— START SUPPLIED DATA —
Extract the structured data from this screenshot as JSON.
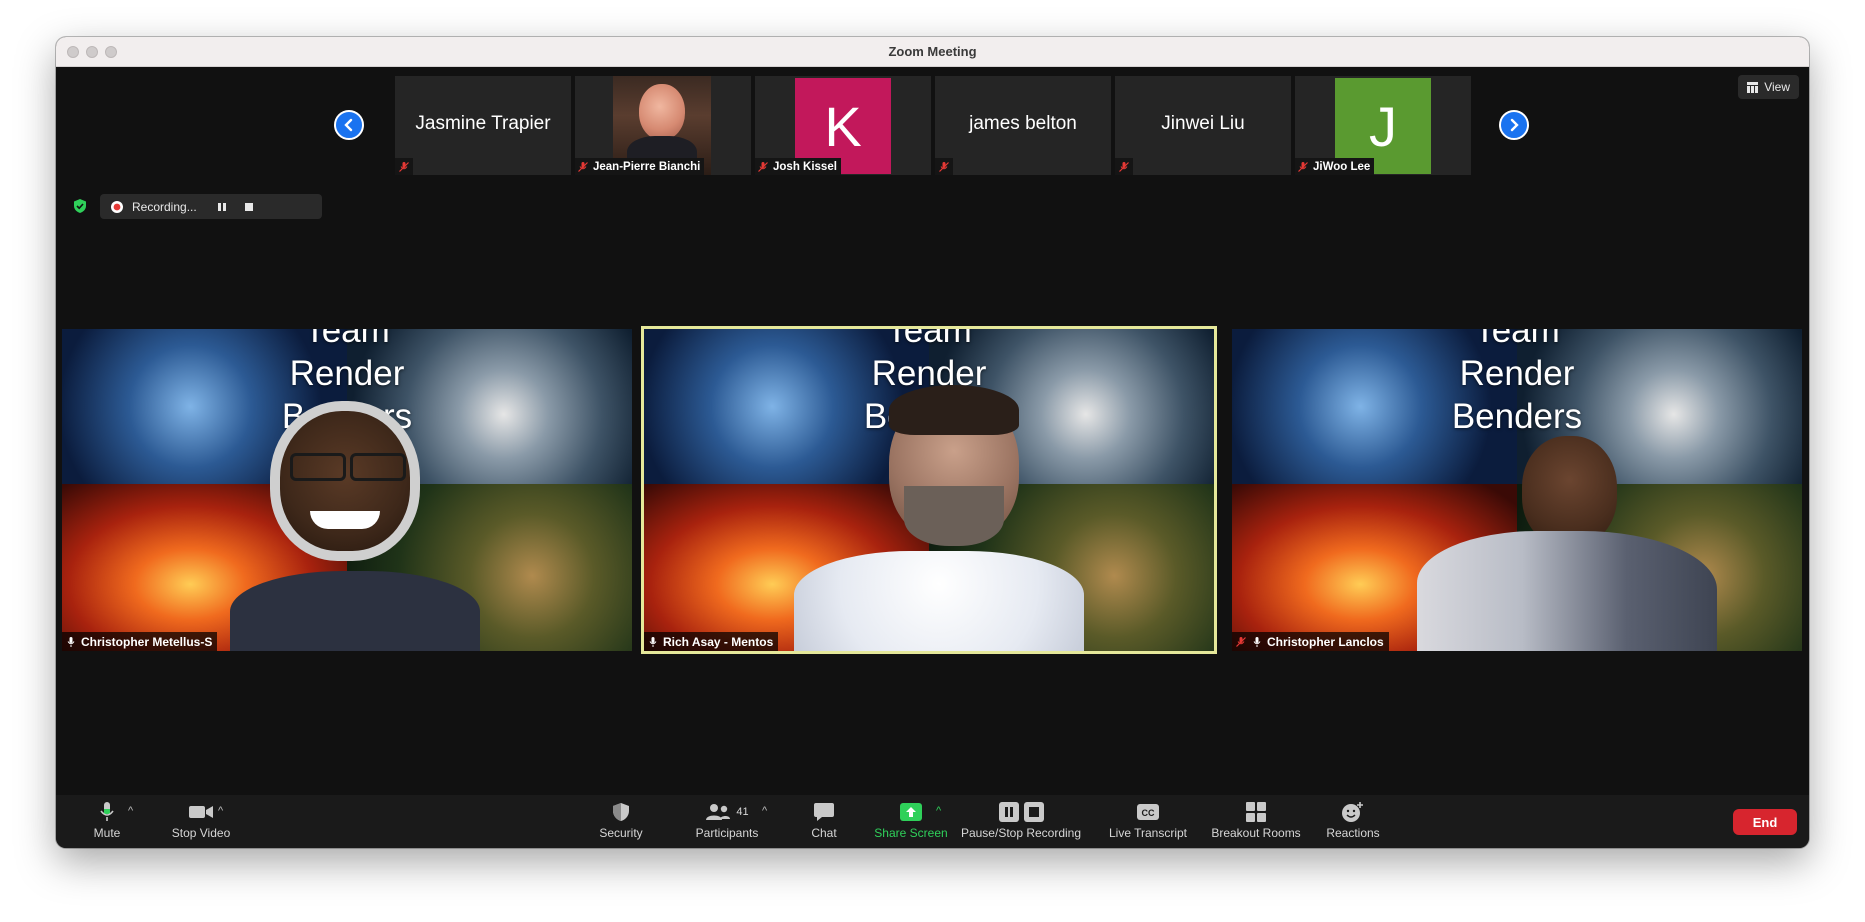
{
  "window": {
    "title": "Zoom Meeting"
  },
  "view_button": {
    "label": "View"
  },
  "gallery_strip": [
    {
      "name": "Jasmine Trapier",
      "display": "text",
      "label": ""
    },
    {
      "name": "Jean-Pierre Bianchi",
      "display": "photo",
      "label": "Jean-Pierre Bianchi"
    },
    {
      "name": "Josh Kissel",
      "display": "initial",
      "initial": "K",
      "color": "#c2185b",
      "label": "Josh Kissel"
    },
    {
      "name": "james belton",
      "display": "text",
      "label": ""
    },
    {
      "name": "Jinwei Liu",
      "display": "text",
      "label": ""
    },
    {
      "name": "JiWoo Lee",
      "display": "initial",
      "initial": "J",
      "color": "#5a9a30",
      "label": "JiWoo Lee"
    }
  ],
  "recording": {
    "status": "Recording..."
  },
  "main_tiles": [
    {
      "name": "Christopher Metellus-S",
      "background_text": [
        "Team",
        "Render",
        "Benders"
      ],
      "active": false
    },
    {
      "name": "Rich Asay - Mentos",
      "background_text": [
        "Team",
        "Render",
        "Benders"
      ],
      "active": true
    },
    {
      "name": "Christopher Lanclos",
      "background_text": [
        "Team",
        "Render",
        "Benders"
      ],
      "active": false
    }
  ],
  "toolbar": {
    "mute": "Mute",
    "stop_video": "Stop Video",
    "security": "Security",
    "participants": "Participants",
    "participants_count": "41",
    "chat": "Chat",
    "share_screen": "Share Screen",
    "pause_stop_recording": "Pause/Stop Recording",
    "live_transcript": "Live Transcript",
    "breakout_rooms": "Breakout Rooms",
    "reactions": "Reactions",
    "end": "End"
  },
  "colors": {
    "accent_blue": "#1a73f0",
    "share_green": "#2fd05a",
    "end_red": "#d7252e",
    "active_speaker": "#e5e89a"
  }
}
— END SUPPLIED DATA —
=== AIM ===
Copy out every line in the listing where the word "name" appears.

=== RESULT FOR THIS TASK ===
      "name": "Jasmine Trapier",
      "name": "Jean-Pierre Bianchi",
      "name": "Josh Kissel",
      "name": "james belton",
      "name": "Jinwei Liu",
      "name": "JiWoo Lee",
      "name": "Christopher Metellus-S",
      "name": "Rich Asay - Mentos",
      "name": "Christopher Lanclos",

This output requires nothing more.